Exercise goal ▸ Copy, from the entries below, each line where the word "this" can be found.

╔══

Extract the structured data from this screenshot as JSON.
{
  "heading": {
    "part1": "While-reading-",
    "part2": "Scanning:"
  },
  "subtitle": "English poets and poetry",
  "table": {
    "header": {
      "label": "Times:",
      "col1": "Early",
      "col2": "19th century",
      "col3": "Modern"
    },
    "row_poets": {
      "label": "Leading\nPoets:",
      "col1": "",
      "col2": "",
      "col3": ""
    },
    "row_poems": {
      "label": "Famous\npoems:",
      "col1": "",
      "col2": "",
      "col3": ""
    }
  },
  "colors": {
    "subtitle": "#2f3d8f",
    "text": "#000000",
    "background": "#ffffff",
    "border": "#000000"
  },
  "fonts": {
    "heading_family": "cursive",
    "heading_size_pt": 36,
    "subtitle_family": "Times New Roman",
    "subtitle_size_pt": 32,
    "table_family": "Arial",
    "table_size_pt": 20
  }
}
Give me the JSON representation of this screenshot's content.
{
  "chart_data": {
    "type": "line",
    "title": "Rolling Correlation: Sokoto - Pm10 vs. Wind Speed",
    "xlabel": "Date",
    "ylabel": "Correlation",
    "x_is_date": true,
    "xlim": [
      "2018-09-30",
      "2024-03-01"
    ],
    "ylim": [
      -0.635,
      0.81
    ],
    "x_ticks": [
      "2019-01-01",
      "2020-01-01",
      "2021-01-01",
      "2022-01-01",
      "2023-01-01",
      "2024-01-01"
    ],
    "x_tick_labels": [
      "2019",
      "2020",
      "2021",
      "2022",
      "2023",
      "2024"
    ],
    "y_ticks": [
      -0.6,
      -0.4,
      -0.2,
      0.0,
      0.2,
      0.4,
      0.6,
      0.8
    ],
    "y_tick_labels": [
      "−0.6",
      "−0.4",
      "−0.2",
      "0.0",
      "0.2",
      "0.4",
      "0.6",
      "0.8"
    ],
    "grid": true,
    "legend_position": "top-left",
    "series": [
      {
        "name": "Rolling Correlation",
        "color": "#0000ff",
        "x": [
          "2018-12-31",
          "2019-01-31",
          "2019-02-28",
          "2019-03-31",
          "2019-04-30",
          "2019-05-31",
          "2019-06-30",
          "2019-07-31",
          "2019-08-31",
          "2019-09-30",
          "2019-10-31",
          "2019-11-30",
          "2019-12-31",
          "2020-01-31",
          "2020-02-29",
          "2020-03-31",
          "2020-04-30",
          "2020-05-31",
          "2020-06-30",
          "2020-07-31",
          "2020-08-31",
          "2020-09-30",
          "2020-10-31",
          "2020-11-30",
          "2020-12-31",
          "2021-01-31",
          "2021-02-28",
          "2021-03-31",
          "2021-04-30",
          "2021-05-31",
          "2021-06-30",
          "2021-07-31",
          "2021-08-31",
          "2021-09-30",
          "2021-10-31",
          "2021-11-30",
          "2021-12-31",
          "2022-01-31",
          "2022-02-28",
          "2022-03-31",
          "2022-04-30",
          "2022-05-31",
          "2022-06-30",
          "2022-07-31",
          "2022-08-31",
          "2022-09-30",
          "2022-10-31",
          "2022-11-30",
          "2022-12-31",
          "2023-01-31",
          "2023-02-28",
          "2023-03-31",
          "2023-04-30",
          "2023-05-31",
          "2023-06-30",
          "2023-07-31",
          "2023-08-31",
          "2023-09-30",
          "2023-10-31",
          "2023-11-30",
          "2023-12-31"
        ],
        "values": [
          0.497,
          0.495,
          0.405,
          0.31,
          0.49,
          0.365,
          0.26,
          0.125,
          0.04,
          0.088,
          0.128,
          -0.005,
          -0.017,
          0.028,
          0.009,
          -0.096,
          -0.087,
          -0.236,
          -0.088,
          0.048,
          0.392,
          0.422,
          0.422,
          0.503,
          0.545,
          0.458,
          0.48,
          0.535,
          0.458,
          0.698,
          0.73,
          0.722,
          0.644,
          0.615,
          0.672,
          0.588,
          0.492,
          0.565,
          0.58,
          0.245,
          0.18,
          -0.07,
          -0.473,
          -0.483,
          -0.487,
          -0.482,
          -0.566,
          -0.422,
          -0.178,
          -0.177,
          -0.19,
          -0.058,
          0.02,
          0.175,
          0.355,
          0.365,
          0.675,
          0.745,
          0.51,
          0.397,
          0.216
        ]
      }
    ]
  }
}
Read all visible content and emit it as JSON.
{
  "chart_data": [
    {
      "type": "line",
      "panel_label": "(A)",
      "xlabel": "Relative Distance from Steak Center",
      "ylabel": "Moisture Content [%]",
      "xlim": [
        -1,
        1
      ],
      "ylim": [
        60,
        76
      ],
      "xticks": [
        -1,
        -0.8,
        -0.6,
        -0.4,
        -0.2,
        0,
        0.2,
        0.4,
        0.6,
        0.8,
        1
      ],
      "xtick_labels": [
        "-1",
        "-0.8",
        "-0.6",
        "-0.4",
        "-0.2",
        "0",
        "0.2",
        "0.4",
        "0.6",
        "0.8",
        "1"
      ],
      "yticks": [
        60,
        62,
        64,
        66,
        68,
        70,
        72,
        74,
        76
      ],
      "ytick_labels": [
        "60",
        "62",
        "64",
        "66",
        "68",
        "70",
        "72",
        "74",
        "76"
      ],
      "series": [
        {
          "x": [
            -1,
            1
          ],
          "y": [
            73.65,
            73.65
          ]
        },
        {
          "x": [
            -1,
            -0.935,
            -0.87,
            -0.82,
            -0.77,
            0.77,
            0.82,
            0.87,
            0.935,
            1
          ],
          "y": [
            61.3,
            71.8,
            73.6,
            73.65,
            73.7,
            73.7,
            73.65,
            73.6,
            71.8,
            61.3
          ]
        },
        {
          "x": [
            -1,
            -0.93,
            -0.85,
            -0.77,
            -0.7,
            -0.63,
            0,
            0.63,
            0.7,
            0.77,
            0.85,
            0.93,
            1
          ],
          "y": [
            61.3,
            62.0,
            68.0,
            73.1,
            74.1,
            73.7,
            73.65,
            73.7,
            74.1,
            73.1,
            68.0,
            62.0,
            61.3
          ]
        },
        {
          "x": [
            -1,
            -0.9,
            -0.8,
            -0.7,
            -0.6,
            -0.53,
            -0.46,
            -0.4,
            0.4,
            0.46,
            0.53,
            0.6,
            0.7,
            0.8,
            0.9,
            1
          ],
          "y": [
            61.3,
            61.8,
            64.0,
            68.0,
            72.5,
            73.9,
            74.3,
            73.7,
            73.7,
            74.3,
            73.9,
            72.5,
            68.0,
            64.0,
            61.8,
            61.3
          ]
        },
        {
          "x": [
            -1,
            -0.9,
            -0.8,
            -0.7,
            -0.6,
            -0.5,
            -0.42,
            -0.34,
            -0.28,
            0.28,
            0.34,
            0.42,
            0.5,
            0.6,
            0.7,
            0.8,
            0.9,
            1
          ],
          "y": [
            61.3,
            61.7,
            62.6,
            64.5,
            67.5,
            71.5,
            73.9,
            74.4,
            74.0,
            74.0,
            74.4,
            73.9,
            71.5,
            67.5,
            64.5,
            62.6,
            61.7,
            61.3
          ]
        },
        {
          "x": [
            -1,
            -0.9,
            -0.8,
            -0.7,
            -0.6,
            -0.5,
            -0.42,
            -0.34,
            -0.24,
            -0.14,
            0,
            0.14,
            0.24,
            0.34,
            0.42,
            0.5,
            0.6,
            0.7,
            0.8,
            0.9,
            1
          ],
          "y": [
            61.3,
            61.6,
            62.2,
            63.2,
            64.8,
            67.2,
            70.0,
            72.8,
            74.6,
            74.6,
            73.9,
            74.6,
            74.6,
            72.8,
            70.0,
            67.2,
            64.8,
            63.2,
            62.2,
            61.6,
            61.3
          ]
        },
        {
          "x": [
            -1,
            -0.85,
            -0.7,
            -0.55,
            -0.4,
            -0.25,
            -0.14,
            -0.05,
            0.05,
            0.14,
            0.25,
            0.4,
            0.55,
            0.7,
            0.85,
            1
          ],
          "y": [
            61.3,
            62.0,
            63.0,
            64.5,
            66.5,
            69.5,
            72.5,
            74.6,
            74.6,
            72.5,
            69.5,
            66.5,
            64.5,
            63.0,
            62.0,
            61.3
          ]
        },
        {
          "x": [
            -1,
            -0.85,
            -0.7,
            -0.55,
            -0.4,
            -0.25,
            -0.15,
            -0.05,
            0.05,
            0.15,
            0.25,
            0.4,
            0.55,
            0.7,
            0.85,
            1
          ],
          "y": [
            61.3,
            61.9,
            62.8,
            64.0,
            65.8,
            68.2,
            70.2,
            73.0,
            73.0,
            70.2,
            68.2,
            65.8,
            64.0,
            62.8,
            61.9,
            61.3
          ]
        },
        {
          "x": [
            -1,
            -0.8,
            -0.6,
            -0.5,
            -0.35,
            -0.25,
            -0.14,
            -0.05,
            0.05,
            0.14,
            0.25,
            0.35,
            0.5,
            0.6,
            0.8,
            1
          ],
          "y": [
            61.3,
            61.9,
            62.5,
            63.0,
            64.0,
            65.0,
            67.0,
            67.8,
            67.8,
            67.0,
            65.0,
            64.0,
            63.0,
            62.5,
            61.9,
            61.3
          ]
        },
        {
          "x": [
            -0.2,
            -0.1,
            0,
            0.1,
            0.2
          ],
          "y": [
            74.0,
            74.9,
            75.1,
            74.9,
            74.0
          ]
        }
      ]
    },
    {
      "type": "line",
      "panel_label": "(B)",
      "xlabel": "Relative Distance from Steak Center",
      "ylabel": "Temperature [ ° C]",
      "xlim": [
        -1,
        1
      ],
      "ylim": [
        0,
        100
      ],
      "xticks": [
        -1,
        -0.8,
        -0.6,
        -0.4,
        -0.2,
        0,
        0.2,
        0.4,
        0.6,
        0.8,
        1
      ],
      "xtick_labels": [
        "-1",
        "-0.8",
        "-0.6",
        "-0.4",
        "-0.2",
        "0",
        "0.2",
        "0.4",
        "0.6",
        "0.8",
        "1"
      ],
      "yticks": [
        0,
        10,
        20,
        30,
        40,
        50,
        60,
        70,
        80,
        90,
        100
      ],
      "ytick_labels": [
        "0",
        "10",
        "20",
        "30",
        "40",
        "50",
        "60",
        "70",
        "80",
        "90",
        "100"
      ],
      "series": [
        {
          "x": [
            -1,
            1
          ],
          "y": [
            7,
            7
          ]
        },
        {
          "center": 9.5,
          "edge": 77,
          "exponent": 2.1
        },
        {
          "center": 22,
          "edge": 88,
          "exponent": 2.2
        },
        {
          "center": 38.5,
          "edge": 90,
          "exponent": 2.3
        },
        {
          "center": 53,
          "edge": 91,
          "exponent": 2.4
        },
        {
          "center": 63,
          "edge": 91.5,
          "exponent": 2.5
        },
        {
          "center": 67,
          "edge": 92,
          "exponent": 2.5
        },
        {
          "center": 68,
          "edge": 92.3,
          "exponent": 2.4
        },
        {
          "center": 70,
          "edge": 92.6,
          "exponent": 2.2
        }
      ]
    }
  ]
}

╚══

Complete answer ▸
Extract the structured data from this screenshot as JSON.
Give me the JSON representation of this screenshot's content.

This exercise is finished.